Raw records
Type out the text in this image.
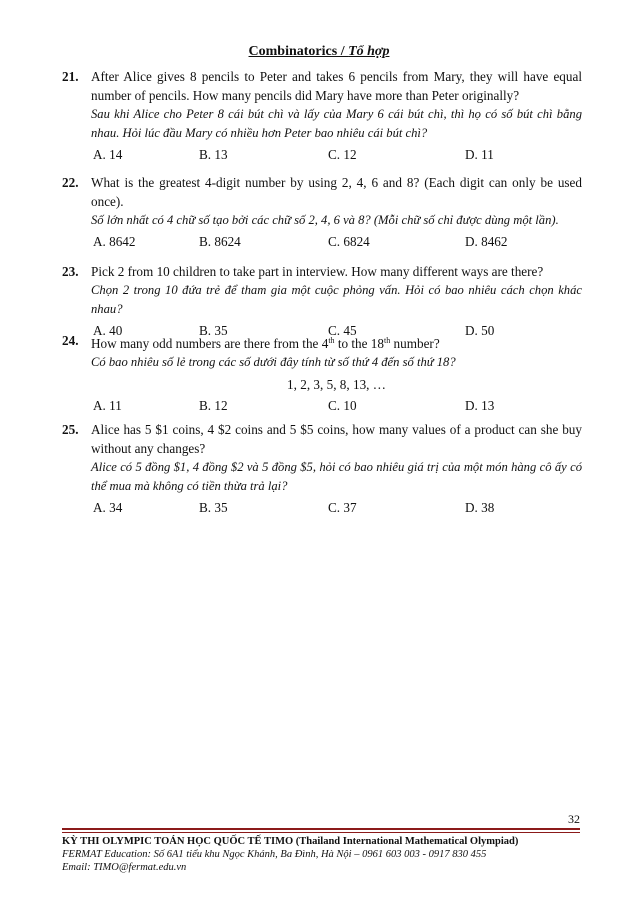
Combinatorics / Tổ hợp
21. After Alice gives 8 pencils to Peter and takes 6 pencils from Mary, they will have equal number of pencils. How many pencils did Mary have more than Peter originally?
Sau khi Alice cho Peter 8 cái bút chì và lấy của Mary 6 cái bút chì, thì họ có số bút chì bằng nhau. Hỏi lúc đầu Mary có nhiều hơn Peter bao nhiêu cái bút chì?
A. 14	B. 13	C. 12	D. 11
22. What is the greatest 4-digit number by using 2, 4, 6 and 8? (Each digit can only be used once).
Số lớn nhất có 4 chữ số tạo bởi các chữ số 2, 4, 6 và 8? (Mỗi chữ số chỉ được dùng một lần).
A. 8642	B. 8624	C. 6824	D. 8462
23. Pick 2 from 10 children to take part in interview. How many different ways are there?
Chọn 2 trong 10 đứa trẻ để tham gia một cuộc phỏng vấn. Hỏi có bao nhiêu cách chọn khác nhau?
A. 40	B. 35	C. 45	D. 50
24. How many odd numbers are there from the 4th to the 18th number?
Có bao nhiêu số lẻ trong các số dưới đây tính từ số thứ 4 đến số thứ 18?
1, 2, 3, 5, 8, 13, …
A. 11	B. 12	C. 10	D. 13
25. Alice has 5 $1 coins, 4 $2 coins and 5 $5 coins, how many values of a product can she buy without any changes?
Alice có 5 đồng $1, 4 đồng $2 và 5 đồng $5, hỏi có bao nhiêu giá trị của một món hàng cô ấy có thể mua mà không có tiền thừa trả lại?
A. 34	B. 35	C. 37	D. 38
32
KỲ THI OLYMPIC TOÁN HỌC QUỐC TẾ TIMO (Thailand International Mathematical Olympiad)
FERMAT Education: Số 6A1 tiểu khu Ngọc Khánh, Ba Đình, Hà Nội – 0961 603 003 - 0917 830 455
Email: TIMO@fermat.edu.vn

...

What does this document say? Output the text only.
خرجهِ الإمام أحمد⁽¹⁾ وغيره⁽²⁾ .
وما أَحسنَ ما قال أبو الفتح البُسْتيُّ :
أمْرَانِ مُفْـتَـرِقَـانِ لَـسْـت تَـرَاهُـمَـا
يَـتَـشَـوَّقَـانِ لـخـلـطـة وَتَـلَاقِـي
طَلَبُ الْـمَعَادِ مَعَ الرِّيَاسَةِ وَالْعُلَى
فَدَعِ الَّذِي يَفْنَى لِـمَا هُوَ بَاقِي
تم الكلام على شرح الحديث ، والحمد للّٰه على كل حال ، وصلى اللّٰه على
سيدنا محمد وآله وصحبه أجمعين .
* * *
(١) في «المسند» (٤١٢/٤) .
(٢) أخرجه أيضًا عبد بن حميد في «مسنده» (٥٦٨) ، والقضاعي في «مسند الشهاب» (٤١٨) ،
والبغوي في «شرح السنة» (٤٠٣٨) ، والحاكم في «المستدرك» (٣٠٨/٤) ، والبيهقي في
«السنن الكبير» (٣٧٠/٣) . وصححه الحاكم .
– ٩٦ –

==

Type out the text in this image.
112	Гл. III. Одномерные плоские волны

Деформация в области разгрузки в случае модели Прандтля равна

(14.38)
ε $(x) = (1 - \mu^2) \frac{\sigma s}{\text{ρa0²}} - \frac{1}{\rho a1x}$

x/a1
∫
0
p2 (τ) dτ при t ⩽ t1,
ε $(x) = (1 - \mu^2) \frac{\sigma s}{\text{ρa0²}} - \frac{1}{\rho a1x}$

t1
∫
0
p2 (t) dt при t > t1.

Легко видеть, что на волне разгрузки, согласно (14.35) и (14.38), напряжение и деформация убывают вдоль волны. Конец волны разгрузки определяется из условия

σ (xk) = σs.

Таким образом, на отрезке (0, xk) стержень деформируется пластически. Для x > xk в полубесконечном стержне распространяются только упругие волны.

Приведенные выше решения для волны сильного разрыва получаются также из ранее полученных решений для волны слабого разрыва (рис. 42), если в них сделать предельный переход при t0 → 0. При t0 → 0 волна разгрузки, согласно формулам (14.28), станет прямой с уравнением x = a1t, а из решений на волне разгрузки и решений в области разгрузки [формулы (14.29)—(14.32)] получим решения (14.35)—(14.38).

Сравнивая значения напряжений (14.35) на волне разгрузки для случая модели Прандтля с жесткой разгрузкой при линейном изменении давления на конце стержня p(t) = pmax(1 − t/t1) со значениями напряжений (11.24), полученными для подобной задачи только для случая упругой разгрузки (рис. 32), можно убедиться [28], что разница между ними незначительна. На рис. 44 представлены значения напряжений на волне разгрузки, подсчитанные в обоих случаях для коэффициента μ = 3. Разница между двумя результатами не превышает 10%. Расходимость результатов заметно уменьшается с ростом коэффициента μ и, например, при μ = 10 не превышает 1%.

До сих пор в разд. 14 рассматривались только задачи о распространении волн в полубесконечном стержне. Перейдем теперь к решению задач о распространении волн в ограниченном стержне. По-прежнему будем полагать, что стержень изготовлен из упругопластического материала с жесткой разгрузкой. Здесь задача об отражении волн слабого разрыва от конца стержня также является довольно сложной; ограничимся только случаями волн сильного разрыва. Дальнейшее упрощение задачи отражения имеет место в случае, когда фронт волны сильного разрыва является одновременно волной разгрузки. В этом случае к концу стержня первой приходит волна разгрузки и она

» **Stated goal**
Your task is to gather every line with the word "сильного" and copy it.

» **Written response**
Приведенные выше решения для волны сильного разрыва получаются также из ранее полученных решений для волны слабого разрыва (рис. 42), если в них сделать предельный переход при t0 → 0. При t0 → 0 волна разгрузки, согласно формулам (14.28), станет прямой с уравнением x = a1t, а из решений на волне разгрузки и решений в области разгрузки [формулы (14.29)—(14.32)] получим решения (14.35)—(14.38).
До сих пор в разд. 14 рассматривались только задачи о распространении волн в полубесконечном стержне. Перейдем теперь к решению задач о распространении волн в ограниченном стержне. По-прежнему будем полагать, что стержень изготовлен из упругопластического материала с жесткой разгрузкой. Здесь задача об отражении волн слабого разрыва от конца стержня также является довольно сложной; ограничимся только случаями волн сильного разрыва. Дальнейшее упрощение задачи отражения имеет место в случае, когда фронт волны сильного разрыва является одновременно волной разгрузки. В этом случае к концу стержня первой приходит волна разгрузки и она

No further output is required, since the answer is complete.